Request:
Extract every entry word for word.

##### Information provided #####

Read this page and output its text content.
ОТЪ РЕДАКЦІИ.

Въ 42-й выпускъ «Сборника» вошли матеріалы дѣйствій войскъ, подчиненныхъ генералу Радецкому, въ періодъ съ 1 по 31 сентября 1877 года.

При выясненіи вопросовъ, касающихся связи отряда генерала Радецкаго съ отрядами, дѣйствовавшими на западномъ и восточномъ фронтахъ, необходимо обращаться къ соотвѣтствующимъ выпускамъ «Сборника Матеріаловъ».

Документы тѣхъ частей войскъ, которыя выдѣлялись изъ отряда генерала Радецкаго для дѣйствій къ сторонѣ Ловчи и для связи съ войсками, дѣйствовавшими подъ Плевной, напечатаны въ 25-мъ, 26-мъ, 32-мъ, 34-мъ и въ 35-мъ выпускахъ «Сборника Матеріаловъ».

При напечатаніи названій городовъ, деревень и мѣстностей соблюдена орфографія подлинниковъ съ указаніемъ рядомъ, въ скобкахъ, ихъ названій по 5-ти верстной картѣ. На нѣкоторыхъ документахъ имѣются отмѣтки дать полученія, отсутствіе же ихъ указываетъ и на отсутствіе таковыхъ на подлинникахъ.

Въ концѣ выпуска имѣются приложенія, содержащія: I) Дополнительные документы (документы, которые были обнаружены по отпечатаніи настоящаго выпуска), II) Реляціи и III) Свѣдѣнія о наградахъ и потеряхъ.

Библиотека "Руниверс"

#####

Problem solution:
Read this page and output its text content.
ОТЪ РЕДАКЦІИ.

Въ 42-й выпускъ «Сборника» вошли матеріалы дѣйствій войскъ, подчиненныхъ генералу Радецкому, въ періодъ съ 1 по 31 сентября 1877 года.

При выясненіи вопросовъ, касающихся связи отряда генерала Радецкаго съ отрядами, дѣйствовавшими на западномъ и восточномъ фронтахъ, необходимо обращаться къ соотвѣтствующимъ выпускамъ «Сборника Матеріаловъ».

Документы тѣхъ частей войскъ, которыя выдѣлялись изъ отряда генерала Радецкаго для дѣйствій къ сторонѣ Ловчи и для связи съ войсками, дѣйствовавшими подъ Плевной, напечатаны въ 25-мъ, 26-мъ, 32-мъ, 34-мъ и въ 35-мъ выпускахъ «Сборника Матеріаловъ».

При напечатаніи названій городовъ, деревень и мѣстностей соблюдена орфографія подлинниковъ съ указаніемъ рядомъ, въ скобкахъ, ихъ названій по 5-ти верстной картѣ. На нѣкоторыхъ документахъ имѣются отмѣтки дать полученія, отсутствіе же ихъ указываетъ и на отсутствіе таковыхъ на подлинникахъ.

Въ концѣ выпуска имѣются приложенія, содержащія: I) Дополнительные документы (документы, которые были обнаружены по отпечатаніи настоящаго выпуска), II) Реляціи и III) Свѣдѣнія о наградахъ и потеряхъ.

Библиотека "Руниверс"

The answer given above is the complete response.